**Your objective**
Every line below should be repeated exactly.

**Records for this exercise**
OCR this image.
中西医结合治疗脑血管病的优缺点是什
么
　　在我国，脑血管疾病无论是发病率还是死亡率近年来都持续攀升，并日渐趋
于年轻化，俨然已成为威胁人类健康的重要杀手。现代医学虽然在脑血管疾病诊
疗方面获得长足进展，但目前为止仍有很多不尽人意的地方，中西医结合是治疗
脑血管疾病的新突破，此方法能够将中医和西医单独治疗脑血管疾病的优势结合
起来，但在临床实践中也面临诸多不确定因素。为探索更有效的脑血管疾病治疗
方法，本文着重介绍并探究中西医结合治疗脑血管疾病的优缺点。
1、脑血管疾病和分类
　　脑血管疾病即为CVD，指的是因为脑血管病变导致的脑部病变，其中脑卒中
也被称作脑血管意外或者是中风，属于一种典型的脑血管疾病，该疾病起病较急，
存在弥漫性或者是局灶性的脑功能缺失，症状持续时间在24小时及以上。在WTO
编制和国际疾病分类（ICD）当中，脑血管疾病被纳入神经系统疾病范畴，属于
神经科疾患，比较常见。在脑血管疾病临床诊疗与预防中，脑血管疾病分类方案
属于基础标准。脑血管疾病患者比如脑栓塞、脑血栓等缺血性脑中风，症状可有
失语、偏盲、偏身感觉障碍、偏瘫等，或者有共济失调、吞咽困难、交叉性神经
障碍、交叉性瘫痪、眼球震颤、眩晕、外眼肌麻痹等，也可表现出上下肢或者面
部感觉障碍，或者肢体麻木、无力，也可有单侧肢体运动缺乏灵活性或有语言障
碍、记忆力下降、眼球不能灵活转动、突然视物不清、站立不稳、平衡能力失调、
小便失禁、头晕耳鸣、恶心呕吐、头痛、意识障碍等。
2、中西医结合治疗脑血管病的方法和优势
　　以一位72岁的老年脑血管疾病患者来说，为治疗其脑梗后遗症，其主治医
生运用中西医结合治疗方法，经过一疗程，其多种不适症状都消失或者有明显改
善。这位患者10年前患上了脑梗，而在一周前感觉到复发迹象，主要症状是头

**Result of the exercise**
OCR this image.
中西医结合治疗脑血管病的优缺点是什
么
　　在我国，脑血管疾病无论是发病率还是死亡率近年来都持续攀升，并日渐趋
于年轻化，俨然已成为威胁人类健康的重要杀手。现代医学虽然在脑血管疾病诊
疗方面获得长足进展，但目前为止仍有很多不尽人意的地方，中西医结合是治疗
脑血管疾病的新突破，此方法能够将中医和西医单独治疗脑血管疾病的优势结合
起来，但在临床实践中也面临诸多不确定因素。为探索更有效的脑血管疾病治疗
方法，本文着重介绍并探究中西医结合治疗脑血管疾病的优缺点。
1、脑血管疾病和分类
　　脑血管疾病即为CVD，指的是因为脑血管病变导致的脑部病变，其中脑卒中
也被称作脑血管意外或者是中风，属于一种典型的脑血管疾病，该疾病起病较急，
存在弥漫性或者是局灶性的脑功能缺失，症状持续时间在24小时及以上。在WTO
编制和国际疾病分类（ICD）当中，脑血管疾病被纳入神经系统疾病范畴，属于
神经科疾患，比较常见。在脑血管疾病临床诊疗与预防中，脑血管疾病分类方案
属于基础标准。脑血管疾病患者比如脑栓塞、脑血栓等缺血性脑中风，症状可有
失语、偏盲、偏身感觉障碍、偏瘫等，或者有共济失调、吞咽困难、交叉性神经
障碍、交叉性瘫痪、眼球震颤、眩晕、外眼肌麻痹等，也可表现出上下肢或者面
部感觉障碍，或者肢体麻木、无力，也可有单侧肢体运动缺乏灵活性或有语言障
碍、记忆力下降、眼球不能灵活转动、突然视物不清、站立不稳、平衡能力失调、
小便失禁、头晕耳鸣、恶心呕吐、头痛、意识障碍等。
2、中西医结合治疗脑血管病的方法和优势
　　以一位72岁的老年脑血管疾病患者来说，为治疗其脑梗后遗症，其主治医
生运用中西医结合治疗方法，经过一疗程，其多种不适症状都消失或者有明显改
善。这位患者10年前患上了脑梗，而在一周前感觉到复发迹象，主要症状是头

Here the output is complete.